_Direction:_ Would you transcribe the listing that follows, character for character, and omit its images?
** START Data provided **
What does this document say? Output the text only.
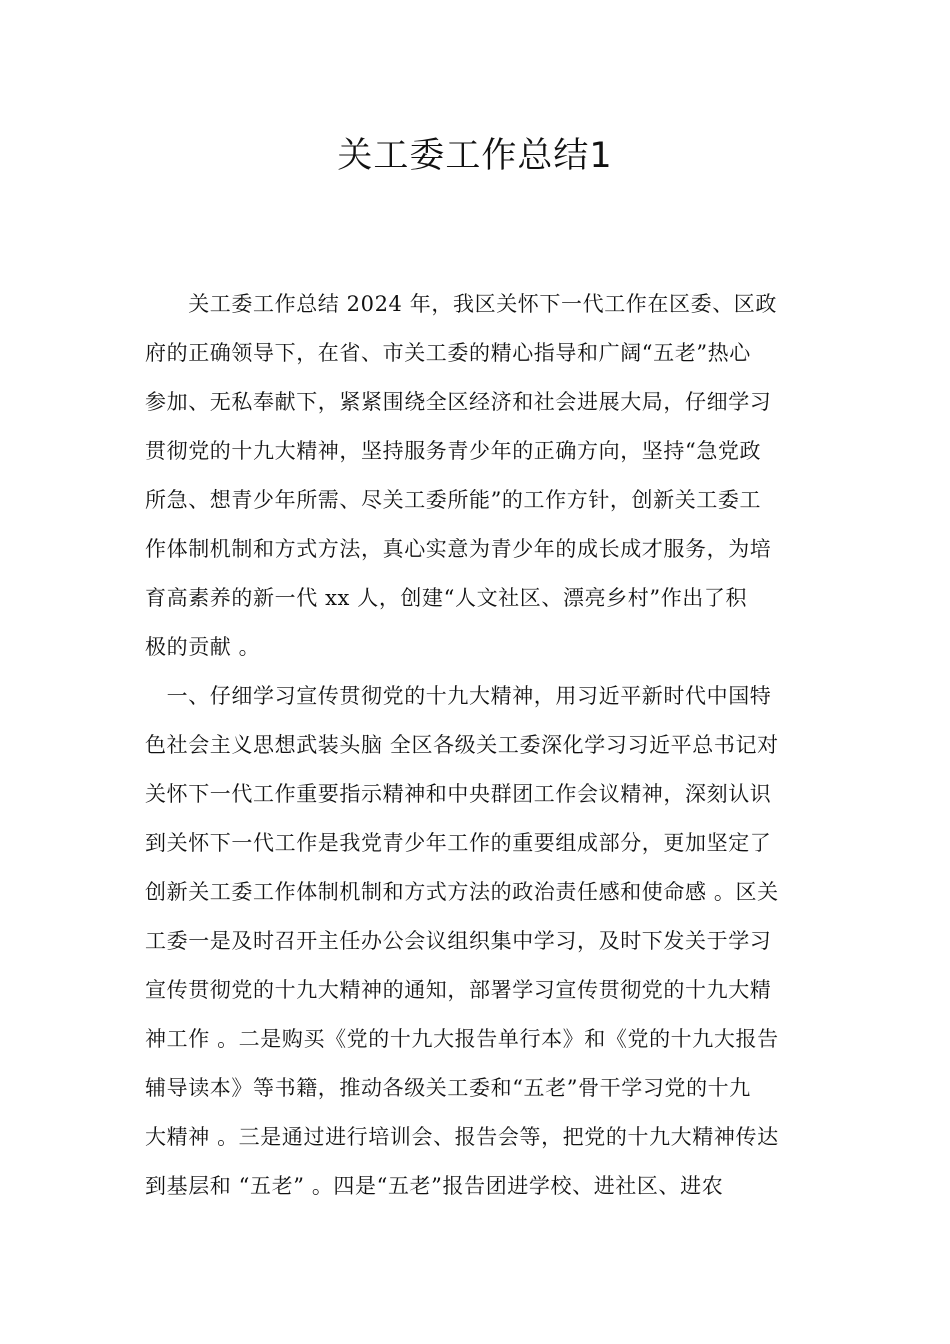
关工委工作总结1
　　关工委工作总结 2024 年，我区关怀下一代工作在区委、区政
府的正确领导下，在省、市关工委的精心指导和广阔“五老”热心
参加、无私奉献下，紧紧围绕全区经济和社会进展大局，仔细学习
贯彻党的十九大精神，坚持服务青少年的正确方向，坚持“急党政
所急、想青少年所需、尽关工委所能”的工作方针，创新关工委工
作体制机制和方式方法，真心实意为青少年的成长成才服务，为培
育高素养的新一代 xx 人，创建“人文社区、漂亮乡村”作出了积
极的贡献 。
　一、仔细学习宣传贯彻党的十九大精神，用习近平新时代中国特
色社会主义思想武装头脑 全区各级关工委深化学习习近平总书记对
关怀下一代工作重要指示精神和中央群团工作会议精神，深刻认识
到关怀下一代工作是我党青少年工作的重要组成部分，更加坚定了
创新关工委工作体制机制和方式方法的政治责任感和使命感 。区关
工委一是及时召开主任办公会议组织集中学习，及时下发关于学习
宣传贯彻党的十九大精神的通知，部署学习宣传贯彻党的十九大精
神工作 。二是购买《党的十九大报告单行本》和《党的十九大报告
辅导读本》等书籍，推动各级关工委和“五老”骨干学习党的十九
大精神 。三是通过进行培训会、报告会等，把党的十九大精神传达
到基层和 “五老” 。四是“五老”报告团进学校、进社区、进农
** END Data provided **
_Exercise answer:_
What does this document say? Output the text only.
关工委工作总结1
　　关工委工作总结 2024 年，我区关怀下一代工作在区委、区政
府的正确领导下，在省、市关工委的精心指导和广阔“五老”热心
参加、无私奉献下，紧紧围绕全区经济和社会进展大局，仔细学习
贯彻党的十九大精神，坚持服务青少年的正确方向，坚持“急党政
所急、想青少年所需、尽关工委所能”的工作方针，创新关工委工
作体制机制和方式方法，真心实意为青少年的成长成才服务，为培
育高素养的新一代 xx 人，创建“人文社区、漂亮乡村”作出了积
极的贡献 。
　一、仔细学习宣传贯彻党的十九大精神，用习近平新时代中国特
色社会主义思想武装头脑 全区各级关工委深化学习习近平总书记对
关怀下一代工作重要指示精神和中央群团工作会议精神，深刻认识
到关怀下一代工作是我党青少年工作的重要组成部分，更加坚定了
创新关工委工作体制机制和方式方法的政治责任感和使命感 。区关
工委一是及时召开主任办公会议组织集中学习，及时下发关于学习
宣传贯彻党的十九大精神的通知，部署学习宣传贯彻党的十九大精
神工作 。二是购买《党的十九大报告单行本》和《党的十九大报告
辅导读本》等书籍，推动各级关工委和“五老”骨干学习党的十九
大精神 。三是通过进行培训会、报告会等，把党的十九大精神传达
到基层和 “五老” 。四是“五老”报告团进学校、进社区、进农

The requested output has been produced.